# First HT system set up settings_Questions???



## mjcmt (Aug 30, 2010)

I bought my first AV receiver, a used unit from GW. 
I have a few questions for our existing tv and dvd player hook-up to receiver.

*Equipment:*
Denon DVD-1930ci dvd player (2006), Yamaha RX-V659 avr (2006), Sony Bravia LCD tv (2010)

*How I have it hooked up:*
DVD to TV via HDMI cable, with rca analogue interconnects from tv to avr.
I'm thinking of getting a toslink optical cable from tv to avr instead of the analogue interconnects.

DVD to AVR via coaxial digital cable, as well as RCA analogue interconnects.
Should I have the dvd player set to PCM or Bitsteam? Is this good for movies and cds too?

I have avr set to auto on both the tv and dvd player inputs, so it will choose dts first and analogue audio secondly. 
I'm missing the remote and mic so I have to do everything manually from front panel.

Thanks all!


----------



## Infrasonic (Sep 28, 2010)

The digital audio cables (toslink or coaxial) will offer better sound than regular analog RCA's. You shouldn't need the analog RCA connection from your DVD player to your AVR if you have the toslink connected.

Setting your DVD player to Bitstream will send the uncompressed digital signal to your AVR to be processed and changed to analog to play on your speakers. Setting it to PCM the DVD player will do the conversion. Generally you would want your AVR to do the processing because it would have a better DAC (digital to analog converter).


----------



## mjcmt (Aug 30, 2010)

Thanks Infrasonic. Thats good info on PCM vs. DTS.

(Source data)

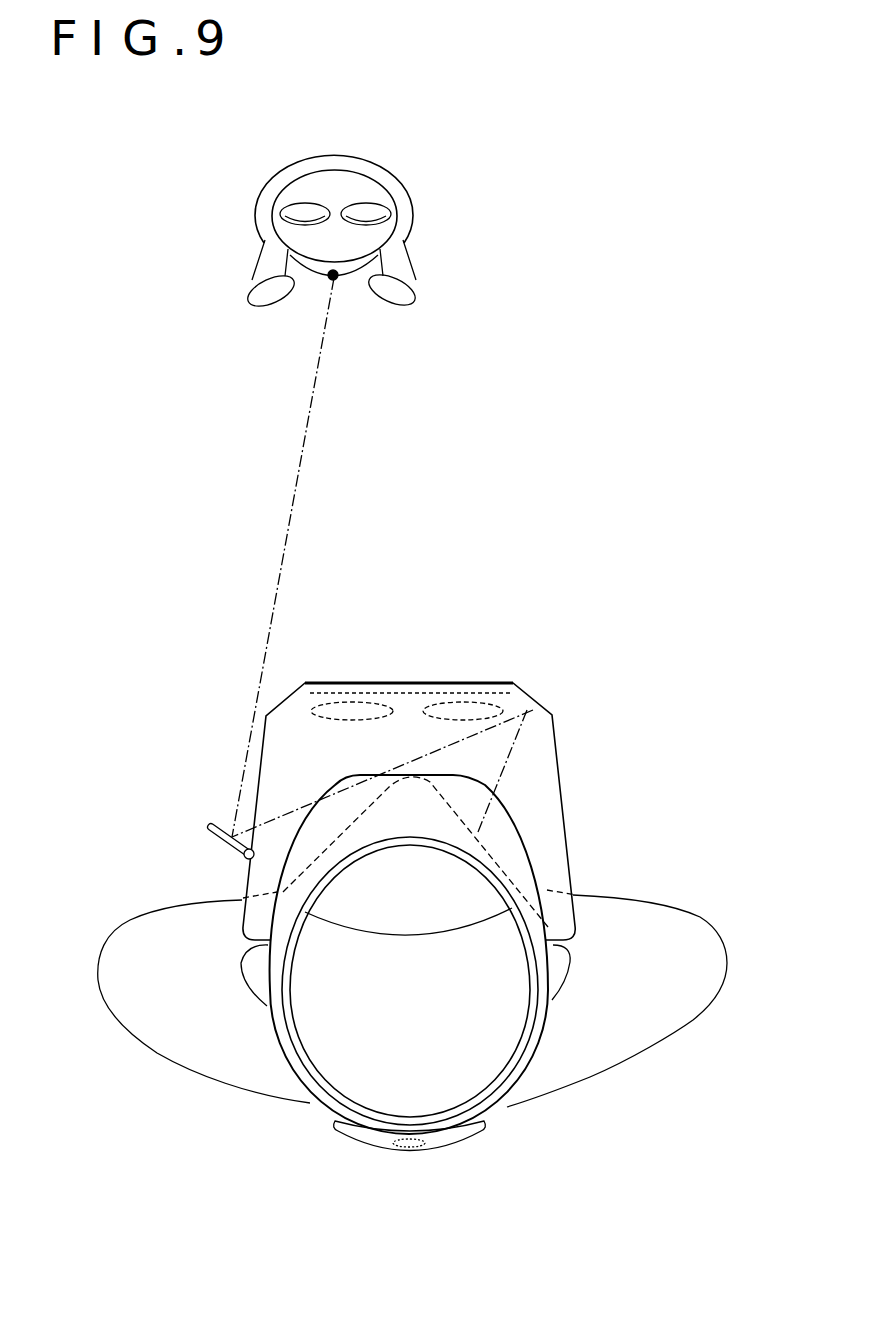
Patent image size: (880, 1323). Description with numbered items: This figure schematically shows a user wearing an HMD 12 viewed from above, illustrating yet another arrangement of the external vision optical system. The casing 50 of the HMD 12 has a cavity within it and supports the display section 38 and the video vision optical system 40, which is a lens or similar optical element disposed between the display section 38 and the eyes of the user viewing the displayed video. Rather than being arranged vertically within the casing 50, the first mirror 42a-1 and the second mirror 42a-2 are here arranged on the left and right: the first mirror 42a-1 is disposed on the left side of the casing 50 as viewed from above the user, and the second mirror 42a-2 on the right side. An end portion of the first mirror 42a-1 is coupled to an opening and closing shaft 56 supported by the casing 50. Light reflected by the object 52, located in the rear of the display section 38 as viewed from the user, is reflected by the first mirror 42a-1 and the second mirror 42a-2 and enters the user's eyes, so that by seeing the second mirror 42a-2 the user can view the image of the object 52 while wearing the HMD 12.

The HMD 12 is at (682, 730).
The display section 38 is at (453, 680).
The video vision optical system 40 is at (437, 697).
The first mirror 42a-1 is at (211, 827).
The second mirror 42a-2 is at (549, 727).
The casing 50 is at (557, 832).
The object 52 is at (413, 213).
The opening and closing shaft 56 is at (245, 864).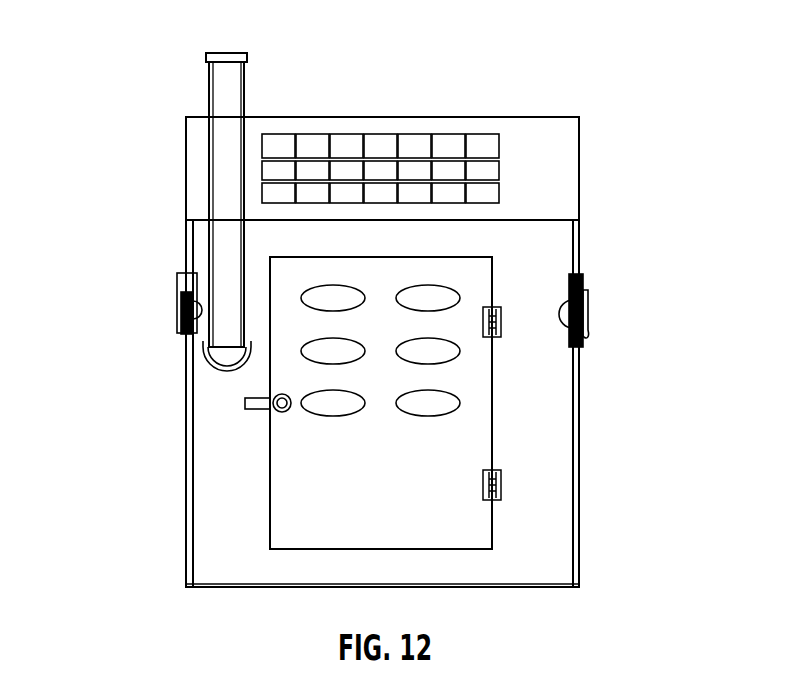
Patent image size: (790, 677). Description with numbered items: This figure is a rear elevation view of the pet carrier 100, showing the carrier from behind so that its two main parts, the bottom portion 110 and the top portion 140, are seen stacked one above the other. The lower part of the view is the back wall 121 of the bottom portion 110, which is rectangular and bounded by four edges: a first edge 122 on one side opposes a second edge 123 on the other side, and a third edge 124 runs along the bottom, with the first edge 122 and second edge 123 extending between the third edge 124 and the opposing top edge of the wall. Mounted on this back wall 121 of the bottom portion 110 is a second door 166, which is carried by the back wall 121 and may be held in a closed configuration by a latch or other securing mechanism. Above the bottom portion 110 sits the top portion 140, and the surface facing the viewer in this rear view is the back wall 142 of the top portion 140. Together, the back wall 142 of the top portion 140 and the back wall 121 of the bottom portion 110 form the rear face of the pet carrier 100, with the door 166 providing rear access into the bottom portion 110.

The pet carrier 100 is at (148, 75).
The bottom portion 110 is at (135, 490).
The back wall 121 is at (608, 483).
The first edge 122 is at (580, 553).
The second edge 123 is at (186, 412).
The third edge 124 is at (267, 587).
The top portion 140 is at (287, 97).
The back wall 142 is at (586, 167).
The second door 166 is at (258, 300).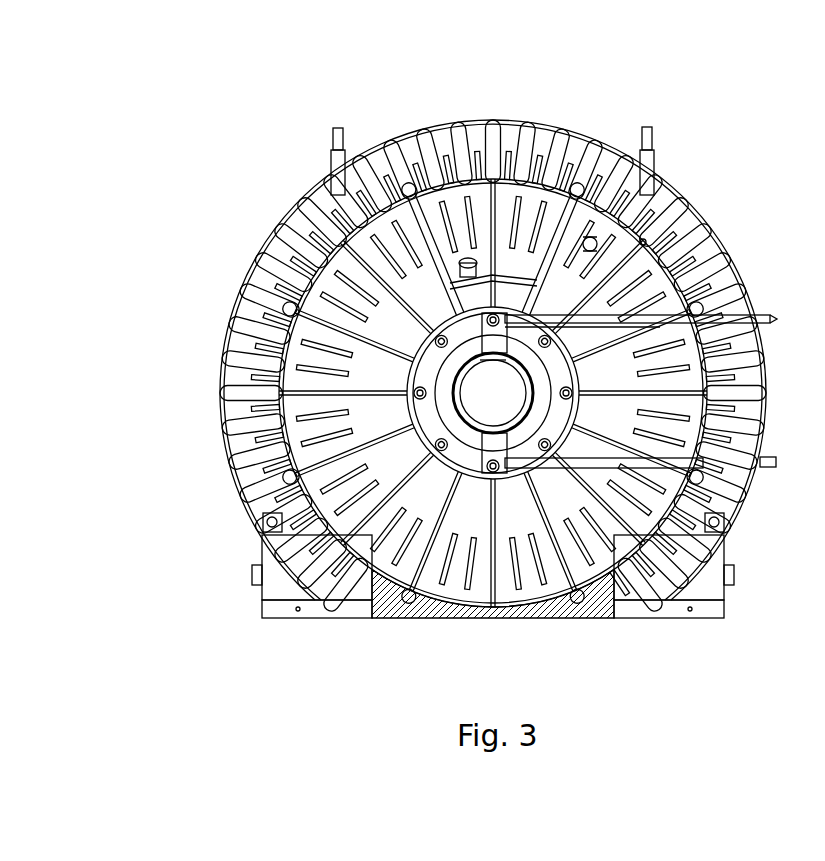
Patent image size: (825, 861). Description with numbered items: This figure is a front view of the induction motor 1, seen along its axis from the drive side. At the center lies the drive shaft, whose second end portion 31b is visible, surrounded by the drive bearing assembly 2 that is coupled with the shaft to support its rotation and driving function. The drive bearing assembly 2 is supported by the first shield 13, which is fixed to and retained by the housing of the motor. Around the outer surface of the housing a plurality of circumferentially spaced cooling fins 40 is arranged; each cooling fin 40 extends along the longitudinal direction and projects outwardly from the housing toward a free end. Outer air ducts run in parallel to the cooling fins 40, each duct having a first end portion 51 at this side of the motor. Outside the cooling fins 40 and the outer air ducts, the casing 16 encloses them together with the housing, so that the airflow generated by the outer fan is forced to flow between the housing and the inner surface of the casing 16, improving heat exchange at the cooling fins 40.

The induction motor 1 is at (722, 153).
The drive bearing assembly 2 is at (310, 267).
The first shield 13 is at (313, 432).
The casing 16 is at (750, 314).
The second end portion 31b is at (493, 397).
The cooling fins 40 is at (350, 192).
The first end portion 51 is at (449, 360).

Instructions for the task:
Answer these questions using the home theater thread:
1. What kind of cable connects the DVD player to the TV?
2. What items is the first poster missing, which forces all setup to be done from the receiver's front panel?
3. According to the reply, which device does the digital-to-analog conversion when the DVD player is set to PCM?

Worked solution:
1. An HDMI cable.
2. The remote and the mic.
3. The DVD player.